▶ EXERCISE PROMPT: Identify every line in the records below that contains the word "image", and reproduce each one.

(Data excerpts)
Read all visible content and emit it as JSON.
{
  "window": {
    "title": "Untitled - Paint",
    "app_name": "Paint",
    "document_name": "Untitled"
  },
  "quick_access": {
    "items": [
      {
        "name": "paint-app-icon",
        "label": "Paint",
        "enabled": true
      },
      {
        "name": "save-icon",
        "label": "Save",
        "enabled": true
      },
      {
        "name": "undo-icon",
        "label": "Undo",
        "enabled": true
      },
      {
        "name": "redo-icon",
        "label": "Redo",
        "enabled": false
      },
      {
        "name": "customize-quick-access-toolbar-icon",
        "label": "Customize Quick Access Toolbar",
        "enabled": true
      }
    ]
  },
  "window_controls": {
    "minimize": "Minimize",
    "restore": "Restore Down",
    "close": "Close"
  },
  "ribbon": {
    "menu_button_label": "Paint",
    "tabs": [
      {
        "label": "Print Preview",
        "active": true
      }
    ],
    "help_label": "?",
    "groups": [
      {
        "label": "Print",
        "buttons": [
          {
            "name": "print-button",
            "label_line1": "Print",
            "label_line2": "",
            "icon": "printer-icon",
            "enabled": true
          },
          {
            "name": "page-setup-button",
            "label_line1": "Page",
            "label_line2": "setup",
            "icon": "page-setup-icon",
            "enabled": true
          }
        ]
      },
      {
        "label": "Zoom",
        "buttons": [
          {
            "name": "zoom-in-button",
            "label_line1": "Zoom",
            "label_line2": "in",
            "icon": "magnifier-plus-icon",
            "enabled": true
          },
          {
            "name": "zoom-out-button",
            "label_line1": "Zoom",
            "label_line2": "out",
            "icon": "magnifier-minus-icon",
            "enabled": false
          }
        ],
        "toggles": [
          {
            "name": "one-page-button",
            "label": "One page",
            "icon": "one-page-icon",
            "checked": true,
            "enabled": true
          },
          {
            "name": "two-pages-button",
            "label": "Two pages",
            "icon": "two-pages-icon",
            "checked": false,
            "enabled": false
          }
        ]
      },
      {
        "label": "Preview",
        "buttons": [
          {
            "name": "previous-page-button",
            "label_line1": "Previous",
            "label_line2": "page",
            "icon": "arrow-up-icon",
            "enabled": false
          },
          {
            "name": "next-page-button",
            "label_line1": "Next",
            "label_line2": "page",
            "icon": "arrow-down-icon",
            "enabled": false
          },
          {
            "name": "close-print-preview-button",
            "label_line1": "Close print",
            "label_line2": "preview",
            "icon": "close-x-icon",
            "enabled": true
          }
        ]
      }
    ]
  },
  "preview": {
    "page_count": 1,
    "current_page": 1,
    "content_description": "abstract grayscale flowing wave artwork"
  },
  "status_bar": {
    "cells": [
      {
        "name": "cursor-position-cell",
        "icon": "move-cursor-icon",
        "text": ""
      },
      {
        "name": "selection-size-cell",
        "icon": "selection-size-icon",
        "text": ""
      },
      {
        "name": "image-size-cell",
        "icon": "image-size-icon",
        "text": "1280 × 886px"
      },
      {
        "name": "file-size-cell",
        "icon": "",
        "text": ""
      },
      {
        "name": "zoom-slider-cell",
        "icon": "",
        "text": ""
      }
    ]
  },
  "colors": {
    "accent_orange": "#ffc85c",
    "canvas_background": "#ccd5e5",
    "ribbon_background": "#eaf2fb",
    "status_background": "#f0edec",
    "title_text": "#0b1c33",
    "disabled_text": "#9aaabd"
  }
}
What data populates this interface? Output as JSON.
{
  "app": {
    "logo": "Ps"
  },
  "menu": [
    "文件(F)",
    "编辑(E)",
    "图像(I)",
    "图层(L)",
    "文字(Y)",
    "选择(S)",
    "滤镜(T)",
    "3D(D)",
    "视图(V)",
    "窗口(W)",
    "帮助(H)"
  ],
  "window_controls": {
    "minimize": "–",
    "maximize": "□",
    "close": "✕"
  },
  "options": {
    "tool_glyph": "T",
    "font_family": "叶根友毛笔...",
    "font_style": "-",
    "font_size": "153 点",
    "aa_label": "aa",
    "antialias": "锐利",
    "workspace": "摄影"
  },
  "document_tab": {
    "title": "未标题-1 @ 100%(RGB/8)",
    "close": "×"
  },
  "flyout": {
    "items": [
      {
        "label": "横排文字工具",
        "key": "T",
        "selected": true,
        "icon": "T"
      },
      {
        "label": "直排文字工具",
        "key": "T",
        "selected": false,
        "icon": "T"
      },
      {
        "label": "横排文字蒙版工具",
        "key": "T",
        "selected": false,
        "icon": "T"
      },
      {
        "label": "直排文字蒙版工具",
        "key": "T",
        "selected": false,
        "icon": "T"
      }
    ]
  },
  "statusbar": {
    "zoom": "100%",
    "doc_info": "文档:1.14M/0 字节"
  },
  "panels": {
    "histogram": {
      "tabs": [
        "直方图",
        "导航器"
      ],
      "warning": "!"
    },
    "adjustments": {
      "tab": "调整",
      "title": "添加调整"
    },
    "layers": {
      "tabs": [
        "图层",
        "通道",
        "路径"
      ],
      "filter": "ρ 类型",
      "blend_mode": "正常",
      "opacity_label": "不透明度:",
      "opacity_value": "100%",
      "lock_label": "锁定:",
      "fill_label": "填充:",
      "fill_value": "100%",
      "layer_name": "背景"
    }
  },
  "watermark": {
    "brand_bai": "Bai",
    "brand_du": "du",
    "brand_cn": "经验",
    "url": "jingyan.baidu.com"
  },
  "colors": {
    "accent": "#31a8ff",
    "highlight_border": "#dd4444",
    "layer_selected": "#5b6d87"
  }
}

▶ WRITTEN SOLUTION:
        "name": "image-size-cell",
        "icon": "image-size-icon",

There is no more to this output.